**Exercises**
[1] Retype the Kissinger documentary text below word for word, from start to finish.
[2] Go through the records below and copy out every line that contains the word "coating".

**Excerpt to read**
With access to Dr Henry Kissinger over the past two years, this award-winning documentary gives unique insight into the personality and motivation of one of America’s most powerful  and controversial  international statesman.
 
Film maker Adrian Pennink intercuts twenty hours  of interview with Dr Kissinger by Niall Ferguson, with archive and contemporaneous telephone conversations between him and President Nixon, to recount the extraordinary and violent events of their time in power during the 1970s.
 
Best remembered for negotiating peace with Vietnam, opening up China to the West and creating détente with Brezhnev’s Soviet Union, Kissinger also stands accused of illegally bombing Cambodia, aiding Pinochet’s coup against the elected President of Chile, Salvatore Allende, and arming the Indonesians so they could invade East Timor.
 
But this film is no mea culpa. Kissinger stands resolutely by his historic decisions as he recounts the fulcrum in which they were made.  When controversial questions are asked or he fears how his response will seem, he asks the camera to stop, and it obeys. But there are moments when his control slips, as he recounts his wartime arrival at a concentration camp, the fall of South Vietnam. All in all an intriguing portrait of an international leviathan, who doesn’t dispute he’ll be as much remembered for saying that power is the ultimate aphrodisiac as winning the Nobel  Peace Prize.

**Data to process**

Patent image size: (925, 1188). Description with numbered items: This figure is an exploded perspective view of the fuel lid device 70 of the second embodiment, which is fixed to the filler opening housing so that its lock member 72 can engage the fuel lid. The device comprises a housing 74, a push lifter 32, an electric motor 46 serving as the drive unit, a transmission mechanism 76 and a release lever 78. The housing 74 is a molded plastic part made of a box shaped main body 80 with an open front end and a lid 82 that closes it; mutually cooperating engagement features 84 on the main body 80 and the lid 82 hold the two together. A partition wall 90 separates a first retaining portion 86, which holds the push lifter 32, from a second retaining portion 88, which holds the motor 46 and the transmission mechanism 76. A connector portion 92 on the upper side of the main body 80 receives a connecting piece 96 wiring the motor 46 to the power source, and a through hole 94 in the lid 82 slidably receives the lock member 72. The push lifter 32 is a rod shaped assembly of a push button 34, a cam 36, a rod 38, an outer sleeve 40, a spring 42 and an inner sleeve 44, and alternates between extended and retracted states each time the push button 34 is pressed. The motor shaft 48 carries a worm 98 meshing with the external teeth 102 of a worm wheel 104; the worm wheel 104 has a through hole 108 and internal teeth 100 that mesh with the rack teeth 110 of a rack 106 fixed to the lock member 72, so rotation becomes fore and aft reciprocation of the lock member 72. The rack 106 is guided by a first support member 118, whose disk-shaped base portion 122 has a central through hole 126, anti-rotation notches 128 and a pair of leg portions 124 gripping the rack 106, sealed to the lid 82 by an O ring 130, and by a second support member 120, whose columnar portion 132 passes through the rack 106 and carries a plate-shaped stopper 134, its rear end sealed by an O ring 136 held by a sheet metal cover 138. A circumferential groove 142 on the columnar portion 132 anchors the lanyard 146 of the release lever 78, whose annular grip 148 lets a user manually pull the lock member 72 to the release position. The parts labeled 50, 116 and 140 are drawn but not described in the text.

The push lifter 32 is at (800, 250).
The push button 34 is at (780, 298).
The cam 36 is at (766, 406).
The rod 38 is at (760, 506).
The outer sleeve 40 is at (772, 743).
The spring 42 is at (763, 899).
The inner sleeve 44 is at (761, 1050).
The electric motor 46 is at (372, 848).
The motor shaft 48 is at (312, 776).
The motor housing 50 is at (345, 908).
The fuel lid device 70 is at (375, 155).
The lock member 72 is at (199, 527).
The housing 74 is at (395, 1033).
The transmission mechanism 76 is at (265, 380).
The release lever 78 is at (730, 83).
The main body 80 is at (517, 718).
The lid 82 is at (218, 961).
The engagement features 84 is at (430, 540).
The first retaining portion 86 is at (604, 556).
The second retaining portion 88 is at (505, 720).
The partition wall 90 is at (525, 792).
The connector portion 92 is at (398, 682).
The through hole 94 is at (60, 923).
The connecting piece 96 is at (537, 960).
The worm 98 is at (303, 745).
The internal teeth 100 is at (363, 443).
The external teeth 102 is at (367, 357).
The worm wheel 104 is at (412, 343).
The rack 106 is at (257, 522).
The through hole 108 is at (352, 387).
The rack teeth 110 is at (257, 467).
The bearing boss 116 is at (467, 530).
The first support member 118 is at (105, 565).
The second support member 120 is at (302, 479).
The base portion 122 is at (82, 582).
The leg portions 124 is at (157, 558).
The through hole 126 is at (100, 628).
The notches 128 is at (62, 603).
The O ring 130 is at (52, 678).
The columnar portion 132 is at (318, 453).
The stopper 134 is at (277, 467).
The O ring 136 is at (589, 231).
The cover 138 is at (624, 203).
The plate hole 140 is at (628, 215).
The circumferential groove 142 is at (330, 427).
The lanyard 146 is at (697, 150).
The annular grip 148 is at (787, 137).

---

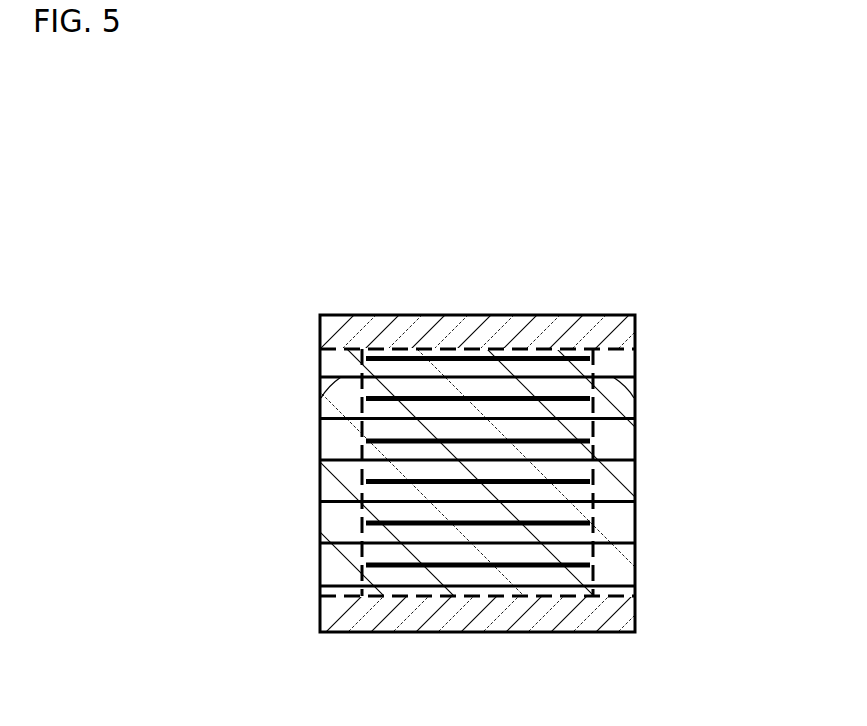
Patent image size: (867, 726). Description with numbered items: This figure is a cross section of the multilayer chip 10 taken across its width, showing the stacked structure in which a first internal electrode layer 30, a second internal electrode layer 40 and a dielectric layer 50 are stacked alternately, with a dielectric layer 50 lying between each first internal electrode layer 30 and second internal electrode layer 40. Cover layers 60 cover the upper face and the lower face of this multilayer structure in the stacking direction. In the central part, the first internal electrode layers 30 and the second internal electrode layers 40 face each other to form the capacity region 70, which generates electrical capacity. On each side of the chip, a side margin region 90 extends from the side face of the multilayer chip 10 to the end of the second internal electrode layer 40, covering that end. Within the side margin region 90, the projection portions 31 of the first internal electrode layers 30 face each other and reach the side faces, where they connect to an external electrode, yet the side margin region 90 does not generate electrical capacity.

--

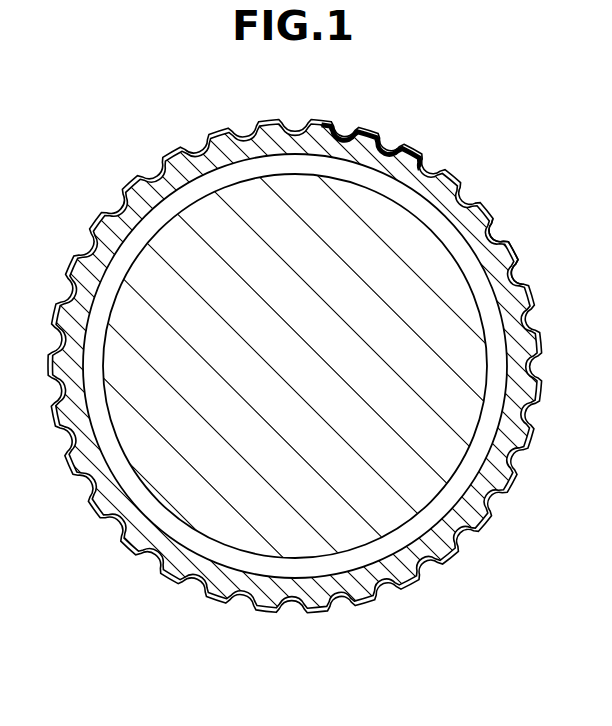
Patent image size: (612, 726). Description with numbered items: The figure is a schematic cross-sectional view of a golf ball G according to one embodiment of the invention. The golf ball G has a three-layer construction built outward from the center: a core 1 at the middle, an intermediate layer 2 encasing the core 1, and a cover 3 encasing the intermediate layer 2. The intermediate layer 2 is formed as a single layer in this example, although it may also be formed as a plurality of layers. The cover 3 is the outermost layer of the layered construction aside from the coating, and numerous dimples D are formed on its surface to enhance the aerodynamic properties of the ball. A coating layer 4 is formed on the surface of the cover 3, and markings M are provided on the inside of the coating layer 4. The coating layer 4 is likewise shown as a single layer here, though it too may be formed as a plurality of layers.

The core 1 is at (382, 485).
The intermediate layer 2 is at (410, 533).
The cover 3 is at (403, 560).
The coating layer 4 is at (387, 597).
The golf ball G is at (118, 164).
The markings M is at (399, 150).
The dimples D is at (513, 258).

**Per-task answers**
[1]
With access to Dr Henry Kissinger over the past two years, this award-winning documentary gives unique insight into the personality and motivation of one of America’s most powerful  and controversial  international statesman.
 
Film maker Adrian Pennink intercuts twenty hours  of interview with Dr Kissinger by Niall Ferguson, with archive and contemporaneous telephone conversations between him and President Nixon, to recount the extraordinary and violent events of their time in power during the 1970s.
 
Best remembered for negotiating peace with Vietnam, opening up China to the West and creating détente with Brezhnev’s Soviet Union, Kissinger also stands accused of illegally bombing Cambodia, aiding Pinochet’s coup against the elected President of Chile, Salvatore Allende, and arming the Indonesians so they could invade East Timor.
 
But this film is no mea culpa. Kissinger stands resolutely by his historic decisions as he recounts the fulcrum in which they were made.  When controversial questions are asked or he fears how his response will seem, he asks the camera to stop, and it obeys. But there are moments when his control slips, as he recounts his wartime arrival at a concentration camp, the fall of South Vietnam. All in all an intriguing portrait of an international leviathan, who doesn’t dispute he’ll be as much remembered for saying that power is the ultimate aphrodisiac as winning the Nobel  Peace Prize.

[2]
Patent image size: (612, 726). Description with numbered items: The figure is a schematic cross-sectional view of a golf ball G according to one embodiment of the invention. The golf ball G has a three-layer construction built outward from the center: a core 1 at the middle, an intermediate layer 2 encasing the core 1, and a cover 3 encasing the intermediate layer 2. The intermediate layer 2 is formed as a single layer in this example, although it may also be formed as a plurality of layers. The cover 3 is the outermost layer of the layered construction aside from the coating, and numerous dimples D are formed on its surface to enhance the aerodynamic properties of the ball. A coating layer 4 is formed on the surface of the cover 3, and markings M are provided on the inside of the coating layer 4. The coating layer 4 is likewise shown as a single layer here, though it too may be formed as a plurality of layers.
The coating layer 4 is at (387, 597).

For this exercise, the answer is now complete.